▸ Instructions to follow: Lift every line from the entries that includes the word "tamen".

▸ Input data:
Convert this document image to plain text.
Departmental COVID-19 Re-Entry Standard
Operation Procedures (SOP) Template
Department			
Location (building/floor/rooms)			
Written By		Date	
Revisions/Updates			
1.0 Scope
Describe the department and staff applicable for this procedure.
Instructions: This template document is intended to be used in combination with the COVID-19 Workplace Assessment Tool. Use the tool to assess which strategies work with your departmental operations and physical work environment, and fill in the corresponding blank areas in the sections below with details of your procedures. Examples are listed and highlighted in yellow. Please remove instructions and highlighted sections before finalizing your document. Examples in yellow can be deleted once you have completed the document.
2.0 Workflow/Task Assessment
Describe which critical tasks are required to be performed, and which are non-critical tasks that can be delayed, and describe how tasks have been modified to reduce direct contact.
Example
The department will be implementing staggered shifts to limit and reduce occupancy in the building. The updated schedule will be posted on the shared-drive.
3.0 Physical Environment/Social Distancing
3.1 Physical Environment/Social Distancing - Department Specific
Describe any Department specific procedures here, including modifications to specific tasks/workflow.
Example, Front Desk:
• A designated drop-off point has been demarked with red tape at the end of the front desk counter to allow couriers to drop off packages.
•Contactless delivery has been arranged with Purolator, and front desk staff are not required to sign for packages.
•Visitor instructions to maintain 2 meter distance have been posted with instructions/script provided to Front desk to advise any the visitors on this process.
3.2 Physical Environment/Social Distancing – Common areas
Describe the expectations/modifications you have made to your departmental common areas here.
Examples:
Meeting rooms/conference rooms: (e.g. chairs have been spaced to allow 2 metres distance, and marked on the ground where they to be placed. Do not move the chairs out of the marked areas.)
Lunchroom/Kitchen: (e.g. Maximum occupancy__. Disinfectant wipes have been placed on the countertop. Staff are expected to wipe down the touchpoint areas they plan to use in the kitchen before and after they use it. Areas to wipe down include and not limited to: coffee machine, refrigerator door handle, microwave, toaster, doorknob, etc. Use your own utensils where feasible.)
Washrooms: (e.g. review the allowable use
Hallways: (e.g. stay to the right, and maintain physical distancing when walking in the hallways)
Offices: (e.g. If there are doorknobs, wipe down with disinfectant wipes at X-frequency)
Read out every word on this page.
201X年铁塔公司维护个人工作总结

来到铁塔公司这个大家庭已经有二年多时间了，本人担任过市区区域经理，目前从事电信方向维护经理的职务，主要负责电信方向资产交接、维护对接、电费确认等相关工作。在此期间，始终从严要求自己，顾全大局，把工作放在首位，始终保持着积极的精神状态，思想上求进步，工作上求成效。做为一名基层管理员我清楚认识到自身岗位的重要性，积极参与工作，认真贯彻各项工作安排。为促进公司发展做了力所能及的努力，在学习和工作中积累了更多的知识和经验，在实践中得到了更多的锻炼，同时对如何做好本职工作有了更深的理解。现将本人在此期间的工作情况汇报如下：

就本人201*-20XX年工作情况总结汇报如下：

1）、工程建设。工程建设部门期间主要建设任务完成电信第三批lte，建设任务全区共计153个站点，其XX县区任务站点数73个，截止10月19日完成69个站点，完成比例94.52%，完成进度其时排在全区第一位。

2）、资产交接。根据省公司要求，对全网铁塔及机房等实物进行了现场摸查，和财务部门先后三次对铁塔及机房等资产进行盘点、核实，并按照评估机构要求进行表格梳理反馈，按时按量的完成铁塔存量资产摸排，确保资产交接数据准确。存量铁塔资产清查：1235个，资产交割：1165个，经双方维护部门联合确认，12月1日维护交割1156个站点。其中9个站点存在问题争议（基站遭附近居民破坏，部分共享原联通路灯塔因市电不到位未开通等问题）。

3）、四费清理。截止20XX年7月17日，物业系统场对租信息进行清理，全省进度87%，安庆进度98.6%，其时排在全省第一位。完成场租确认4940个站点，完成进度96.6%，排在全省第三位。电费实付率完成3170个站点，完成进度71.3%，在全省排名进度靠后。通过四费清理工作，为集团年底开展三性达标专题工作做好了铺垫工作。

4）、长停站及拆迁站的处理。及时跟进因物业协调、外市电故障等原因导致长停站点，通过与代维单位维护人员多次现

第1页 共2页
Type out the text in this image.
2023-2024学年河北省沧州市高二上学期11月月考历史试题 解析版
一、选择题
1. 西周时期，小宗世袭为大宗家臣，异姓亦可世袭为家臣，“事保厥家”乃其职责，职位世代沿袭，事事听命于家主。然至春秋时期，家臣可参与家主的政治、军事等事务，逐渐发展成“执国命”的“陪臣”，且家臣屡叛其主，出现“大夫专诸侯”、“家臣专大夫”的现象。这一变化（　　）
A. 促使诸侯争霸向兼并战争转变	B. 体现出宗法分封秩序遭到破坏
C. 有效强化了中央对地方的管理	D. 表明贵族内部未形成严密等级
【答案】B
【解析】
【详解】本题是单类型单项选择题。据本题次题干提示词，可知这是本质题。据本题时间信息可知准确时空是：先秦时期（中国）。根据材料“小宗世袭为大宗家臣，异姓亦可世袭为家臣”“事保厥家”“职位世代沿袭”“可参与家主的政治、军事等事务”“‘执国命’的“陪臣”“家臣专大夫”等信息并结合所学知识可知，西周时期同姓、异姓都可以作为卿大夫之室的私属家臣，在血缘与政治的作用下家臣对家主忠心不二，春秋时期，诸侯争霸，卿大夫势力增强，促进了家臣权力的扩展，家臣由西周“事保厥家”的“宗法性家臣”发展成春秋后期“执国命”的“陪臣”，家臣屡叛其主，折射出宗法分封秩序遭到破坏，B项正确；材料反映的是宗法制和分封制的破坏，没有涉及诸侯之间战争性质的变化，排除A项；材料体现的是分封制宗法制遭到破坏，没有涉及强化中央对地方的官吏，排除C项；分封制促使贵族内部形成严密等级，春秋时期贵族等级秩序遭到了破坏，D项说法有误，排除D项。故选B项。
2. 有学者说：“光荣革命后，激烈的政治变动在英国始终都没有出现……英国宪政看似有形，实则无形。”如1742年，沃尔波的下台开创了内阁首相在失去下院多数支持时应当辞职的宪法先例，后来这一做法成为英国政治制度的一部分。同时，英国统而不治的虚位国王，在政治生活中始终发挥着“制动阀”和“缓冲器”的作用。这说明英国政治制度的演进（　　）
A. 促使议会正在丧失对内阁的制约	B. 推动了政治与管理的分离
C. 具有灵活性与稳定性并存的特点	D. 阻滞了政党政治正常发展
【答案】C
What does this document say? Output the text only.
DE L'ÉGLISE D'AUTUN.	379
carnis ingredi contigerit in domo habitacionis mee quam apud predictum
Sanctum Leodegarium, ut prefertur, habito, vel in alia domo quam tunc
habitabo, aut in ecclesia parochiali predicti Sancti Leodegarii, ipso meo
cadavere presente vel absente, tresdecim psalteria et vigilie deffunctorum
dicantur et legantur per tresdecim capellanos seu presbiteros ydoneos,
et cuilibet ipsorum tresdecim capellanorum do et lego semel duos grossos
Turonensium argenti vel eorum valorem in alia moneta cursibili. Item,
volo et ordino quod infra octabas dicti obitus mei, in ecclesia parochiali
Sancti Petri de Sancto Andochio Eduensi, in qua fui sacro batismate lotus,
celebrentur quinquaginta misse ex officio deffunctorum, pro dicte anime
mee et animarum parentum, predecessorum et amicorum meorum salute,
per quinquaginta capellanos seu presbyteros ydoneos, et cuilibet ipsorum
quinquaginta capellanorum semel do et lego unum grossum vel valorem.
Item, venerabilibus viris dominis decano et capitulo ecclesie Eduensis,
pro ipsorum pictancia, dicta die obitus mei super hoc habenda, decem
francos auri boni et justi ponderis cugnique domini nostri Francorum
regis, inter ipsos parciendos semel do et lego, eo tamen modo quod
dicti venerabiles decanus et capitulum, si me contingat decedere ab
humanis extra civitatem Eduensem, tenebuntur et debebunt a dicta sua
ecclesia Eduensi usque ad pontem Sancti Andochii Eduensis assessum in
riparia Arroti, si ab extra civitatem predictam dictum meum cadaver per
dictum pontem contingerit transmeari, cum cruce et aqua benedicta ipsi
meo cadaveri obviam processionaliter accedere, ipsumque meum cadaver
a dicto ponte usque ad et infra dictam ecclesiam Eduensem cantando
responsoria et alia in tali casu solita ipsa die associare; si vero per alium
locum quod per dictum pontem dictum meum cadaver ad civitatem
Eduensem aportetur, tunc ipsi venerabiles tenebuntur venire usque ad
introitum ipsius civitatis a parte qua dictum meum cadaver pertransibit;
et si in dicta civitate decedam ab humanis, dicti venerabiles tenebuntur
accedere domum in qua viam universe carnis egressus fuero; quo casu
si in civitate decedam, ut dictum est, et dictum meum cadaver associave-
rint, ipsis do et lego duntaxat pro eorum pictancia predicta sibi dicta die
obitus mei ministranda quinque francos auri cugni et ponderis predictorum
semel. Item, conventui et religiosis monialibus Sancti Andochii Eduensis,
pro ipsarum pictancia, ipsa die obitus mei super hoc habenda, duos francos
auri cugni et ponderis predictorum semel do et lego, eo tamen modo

▸ Written solution:
regis, inter ipsos parciendos semel do et lego, eo tamen modo quod
auri cugni et ponderis predictorum semel do et lego, eo tamen modo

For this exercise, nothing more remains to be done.